**Problem to solve**
Of all the lines in the material, how many contain the word "tail"? State the number alone.

Collected data:
+++++
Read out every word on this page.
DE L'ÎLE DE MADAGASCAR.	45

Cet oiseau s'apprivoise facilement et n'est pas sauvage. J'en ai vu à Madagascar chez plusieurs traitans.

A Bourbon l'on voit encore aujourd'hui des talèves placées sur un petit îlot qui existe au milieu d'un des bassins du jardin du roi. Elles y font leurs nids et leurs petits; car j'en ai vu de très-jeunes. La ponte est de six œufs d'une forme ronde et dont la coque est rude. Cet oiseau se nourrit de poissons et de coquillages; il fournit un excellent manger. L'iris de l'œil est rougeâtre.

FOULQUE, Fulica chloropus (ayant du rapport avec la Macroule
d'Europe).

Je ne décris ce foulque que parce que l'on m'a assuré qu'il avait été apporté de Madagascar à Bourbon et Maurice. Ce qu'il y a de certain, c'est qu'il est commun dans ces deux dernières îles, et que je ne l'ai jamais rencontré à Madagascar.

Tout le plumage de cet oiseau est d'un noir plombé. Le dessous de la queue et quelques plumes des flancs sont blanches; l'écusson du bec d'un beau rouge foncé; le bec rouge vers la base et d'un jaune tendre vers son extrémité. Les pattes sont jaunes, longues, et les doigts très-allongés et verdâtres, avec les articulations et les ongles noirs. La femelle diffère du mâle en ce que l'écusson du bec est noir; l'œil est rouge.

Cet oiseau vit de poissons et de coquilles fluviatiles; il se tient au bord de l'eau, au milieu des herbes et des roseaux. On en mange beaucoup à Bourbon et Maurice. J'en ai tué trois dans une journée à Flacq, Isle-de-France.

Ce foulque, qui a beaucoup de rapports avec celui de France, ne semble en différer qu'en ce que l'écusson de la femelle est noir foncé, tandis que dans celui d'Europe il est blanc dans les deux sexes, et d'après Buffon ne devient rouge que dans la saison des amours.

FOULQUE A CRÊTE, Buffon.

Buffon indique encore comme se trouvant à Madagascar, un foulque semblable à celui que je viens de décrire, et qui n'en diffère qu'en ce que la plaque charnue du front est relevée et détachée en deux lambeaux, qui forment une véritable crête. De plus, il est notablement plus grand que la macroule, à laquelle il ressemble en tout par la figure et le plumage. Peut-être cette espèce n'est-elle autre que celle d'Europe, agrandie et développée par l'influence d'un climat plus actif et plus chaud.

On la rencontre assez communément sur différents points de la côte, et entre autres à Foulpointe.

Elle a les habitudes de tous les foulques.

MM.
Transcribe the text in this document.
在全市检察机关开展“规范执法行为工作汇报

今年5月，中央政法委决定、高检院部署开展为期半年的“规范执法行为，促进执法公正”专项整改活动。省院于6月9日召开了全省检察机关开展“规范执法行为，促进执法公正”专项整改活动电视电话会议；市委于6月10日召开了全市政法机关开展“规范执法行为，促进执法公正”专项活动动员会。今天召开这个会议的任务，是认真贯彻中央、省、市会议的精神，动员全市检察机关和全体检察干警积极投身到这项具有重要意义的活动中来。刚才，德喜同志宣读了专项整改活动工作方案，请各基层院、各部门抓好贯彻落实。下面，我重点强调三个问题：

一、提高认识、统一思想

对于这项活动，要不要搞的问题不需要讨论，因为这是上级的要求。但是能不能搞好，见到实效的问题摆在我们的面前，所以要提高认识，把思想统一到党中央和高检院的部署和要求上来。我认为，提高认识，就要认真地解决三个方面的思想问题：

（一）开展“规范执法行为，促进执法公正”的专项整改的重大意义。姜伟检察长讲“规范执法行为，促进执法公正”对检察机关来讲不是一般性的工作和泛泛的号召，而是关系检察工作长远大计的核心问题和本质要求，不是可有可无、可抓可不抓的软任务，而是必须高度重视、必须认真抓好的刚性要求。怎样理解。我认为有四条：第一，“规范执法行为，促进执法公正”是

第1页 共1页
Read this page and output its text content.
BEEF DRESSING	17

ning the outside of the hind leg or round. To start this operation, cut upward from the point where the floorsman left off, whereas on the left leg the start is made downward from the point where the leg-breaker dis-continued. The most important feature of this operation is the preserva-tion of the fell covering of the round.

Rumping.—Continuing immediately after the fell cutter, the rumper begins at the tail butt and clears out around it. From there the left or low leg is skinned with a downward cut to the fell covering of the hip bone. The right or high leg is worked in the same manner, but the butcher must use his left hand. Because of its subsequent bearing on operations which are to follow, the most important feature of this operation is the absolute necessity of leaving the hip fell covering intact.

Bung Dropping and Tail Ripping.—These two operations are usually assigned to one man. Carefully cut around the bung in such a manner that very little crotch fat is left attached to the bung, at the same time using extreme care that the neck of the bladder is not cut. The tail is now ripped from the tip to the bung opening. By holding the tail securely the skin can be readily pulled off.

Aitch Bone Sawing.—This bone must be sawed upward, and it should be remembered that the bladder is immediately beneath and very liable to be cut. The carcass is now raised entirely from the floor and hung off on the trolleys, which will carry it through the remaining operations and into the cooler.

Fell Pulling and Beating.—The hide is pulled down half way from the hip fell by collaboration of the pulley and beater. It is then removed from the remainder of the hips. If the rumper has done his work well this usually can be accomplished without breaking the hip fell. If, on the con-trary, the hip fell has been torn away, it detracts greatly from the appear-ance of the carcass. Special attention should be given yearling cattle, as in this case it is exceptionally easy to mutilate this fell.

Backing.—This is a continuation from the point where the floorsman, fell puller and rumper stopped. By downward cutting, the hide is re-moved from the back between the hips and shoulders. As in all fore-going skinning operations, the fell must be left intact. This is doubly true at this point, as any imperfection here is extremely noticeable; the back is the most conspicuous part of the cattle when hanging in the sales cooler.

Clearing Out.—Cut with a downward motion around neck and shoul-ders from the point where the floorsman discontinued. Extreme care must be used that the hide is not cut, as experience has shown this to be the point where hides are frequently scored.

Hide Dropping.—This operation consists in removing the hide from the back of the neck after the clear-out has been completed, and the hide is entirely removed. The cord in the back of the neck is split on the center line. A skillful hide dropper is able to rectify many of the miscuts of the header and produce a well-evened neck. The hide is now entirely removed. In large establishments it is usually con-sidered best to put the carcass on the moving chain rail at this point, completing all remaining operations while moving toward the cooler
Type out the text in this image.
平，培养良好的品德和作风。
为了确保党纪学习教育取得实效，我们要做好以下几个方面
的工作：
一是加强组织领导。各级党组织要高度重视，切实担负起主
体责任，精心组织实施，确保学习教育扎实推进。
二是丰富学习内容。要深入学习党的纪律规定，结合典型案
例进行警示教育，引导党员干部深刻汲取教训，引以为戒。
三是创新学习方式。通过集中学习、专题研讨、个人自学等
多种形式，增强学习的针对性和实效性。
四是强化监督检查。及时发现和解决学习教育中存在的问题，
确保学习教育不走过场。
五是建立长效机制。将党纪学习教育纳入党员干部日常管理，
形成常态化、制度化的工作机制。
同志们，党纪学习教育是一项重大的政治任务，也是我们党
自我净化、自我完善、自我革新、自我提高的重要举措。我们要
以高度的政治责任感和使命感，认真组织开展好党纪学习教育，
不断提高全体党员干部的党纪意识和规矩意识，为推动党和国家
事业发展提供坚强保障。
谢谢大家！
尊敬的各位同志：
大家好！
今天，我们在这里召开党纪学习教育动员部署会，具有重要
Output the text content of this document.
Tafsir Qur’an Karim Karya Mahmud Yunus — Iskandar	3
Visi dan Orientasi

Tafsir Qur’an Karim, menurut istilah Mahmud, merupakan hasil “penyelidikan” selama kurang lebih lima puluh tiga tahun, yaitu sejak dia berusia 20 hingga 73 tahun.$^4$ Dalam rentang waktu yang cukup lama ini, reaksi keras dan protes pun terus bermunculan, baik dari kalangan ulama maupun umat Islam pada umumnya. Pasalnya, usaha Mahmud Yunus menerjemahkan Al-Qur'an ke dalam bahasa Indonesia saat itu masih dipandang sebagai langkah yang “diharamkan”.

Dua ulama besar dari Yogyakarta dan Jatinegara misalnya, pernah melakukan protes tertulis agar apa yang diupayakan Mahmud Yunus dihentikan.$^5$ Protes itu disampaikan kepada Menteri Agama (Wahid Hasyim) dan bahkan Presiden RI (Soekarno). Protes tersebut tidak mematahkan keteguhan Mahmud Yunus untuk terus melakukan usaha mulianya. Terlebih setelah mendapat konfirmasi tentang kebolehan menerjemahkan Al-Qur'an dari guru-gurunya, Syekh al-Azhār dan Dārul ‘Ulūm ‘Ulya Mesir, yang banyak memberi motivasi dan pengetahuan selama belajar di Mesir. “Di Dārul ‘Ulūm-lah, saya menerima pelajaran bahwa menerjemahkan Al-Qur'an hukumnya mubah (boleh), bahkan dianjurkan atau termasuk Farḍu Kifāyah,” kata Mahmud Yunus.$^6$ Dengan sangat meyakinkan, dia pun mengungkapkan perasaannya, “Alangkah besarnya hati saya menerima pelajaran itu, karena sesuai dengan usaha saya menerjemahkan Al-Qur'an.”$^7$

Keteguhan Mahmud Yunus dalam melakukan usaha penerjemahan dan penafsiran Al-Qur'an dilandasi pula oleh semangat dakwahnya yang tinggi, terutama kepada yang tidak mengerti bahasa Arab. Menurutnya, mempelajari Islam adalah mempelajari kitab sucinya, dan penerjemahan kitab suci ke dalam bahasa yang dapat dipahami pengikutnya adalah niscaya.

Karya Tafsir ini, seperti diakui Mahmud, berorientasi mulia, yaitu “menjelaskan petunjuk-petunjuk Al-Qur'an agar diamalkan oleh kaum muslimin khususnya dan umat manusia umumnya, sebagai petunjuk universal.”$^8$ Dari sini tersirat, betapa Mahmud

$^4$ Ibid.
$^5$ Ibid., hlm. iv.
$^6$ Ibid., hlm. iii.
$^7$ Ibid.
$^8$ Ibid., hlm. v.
+++++
**Task solution**
2